WHAT IS ASKED: Lines containing the word "this" are to be counted; state their number and nothing further.
++++ EXERCISE INPUTS
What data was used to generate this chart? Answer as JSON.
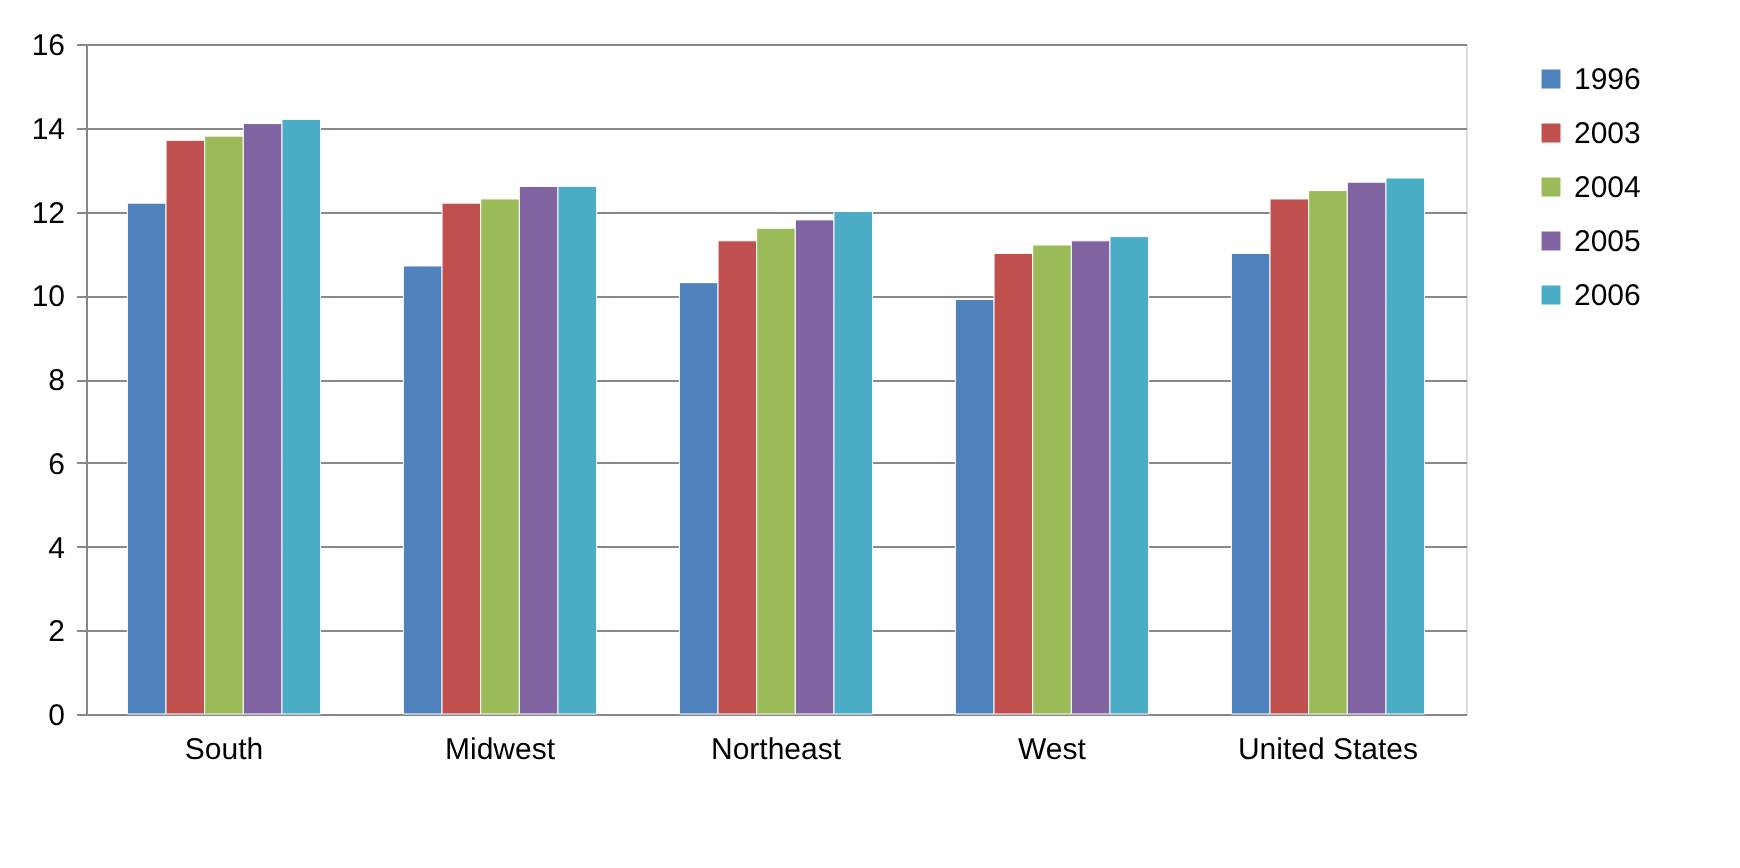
{
  "chart_data": {
    "type": "bar",
    "categories": [
      "South",
      "Midwest",
      "Northeast",
      "West",
      "United States"
    ],
    "series": [
      {
        "name": "1996",
        "color": "#4f81bd",
        "values": [
          12.2,
          10.7,
          10.3,
          9.9,
          11.0
        ]
      },
      {
        "name": "2003",
        "color": "#c0504d",
        "values": [
          13.7,
          12.2,
          11.3,
          11.0,
          12.3
        ]
      },
      {
        "name": "2004",
        "color": "#9bbb59",
        "values": [
          13.8,
          12.3,
          11.6,
          11.2,
          12.5
        ]
      },
      {
        "name": "2005",
        "color": "#8064a2",
        "values": [
          14.1,
          12.6,
          11.8,
          11.3,
          12.7
        ]
      },
      {
        "name": "2006",
        "color": "#4bacc6",
        "values": [
          14.2,
          12.6,
          12.0,
          11.4,
          12.8
        ]
      }
    ],
    "ylim": [
      0,
      16
    ],
    "yticks": [
      0,
      2,
      4,
      6,
      8,
      10,
      12,
      14,
      16
    ],
    "grid": "y",
    "legend": "right"
  }
}
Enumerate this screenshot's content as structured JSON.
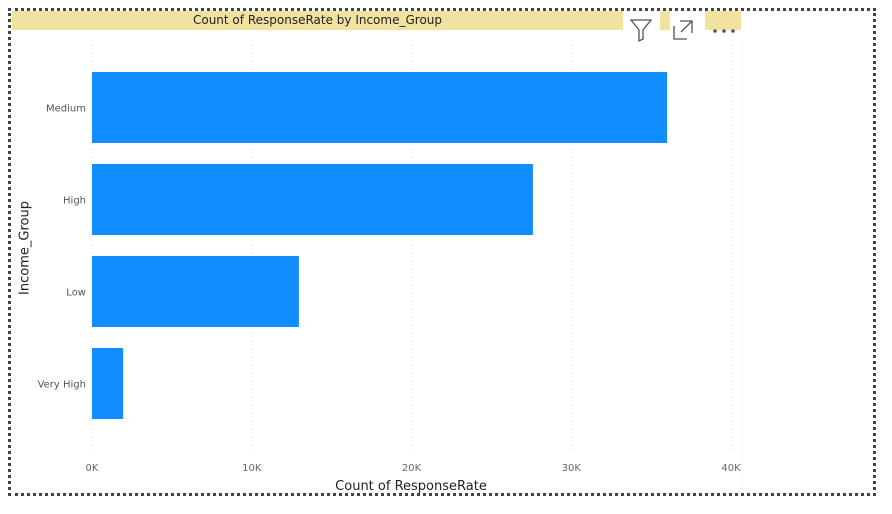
{
  "visual": {
    "toolbar": {
      "filter_icon": "filter-icon",
      "focus_icon": "focus-mode-icon",
      "more_icon": "more-options-icon"
    },
    "title_bg": "#f0e3a0"
  },
  "chart_data": {
    "type": "bar",
    "orientation": "horizontal",
    "title": "Count of ResponseRate by Income_Group",
    "xlabel": "Count of ResponseRate",
    "ylabel": "Income_Group",
    "categories": [
      "Medium",
      "High",
      "Low",
      "Very High"
    ],
    "values": [
      36000,
      27600,
      12950,
      1950
    ],
    "xlim": [
      0,
      40000
    ],
    "x_ticks": [
      0,
      10000,
      20000,
      30000,
      40000
    ],
    "x_tick_labels": [
      "0K",
      "10K",
      "20K",
      "30K",
      "40K"
    ],
    "bar_color": "#118dff",
    "grid": "vertical-dotted"
  }
}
++++++++
FULL SOLUTION: 2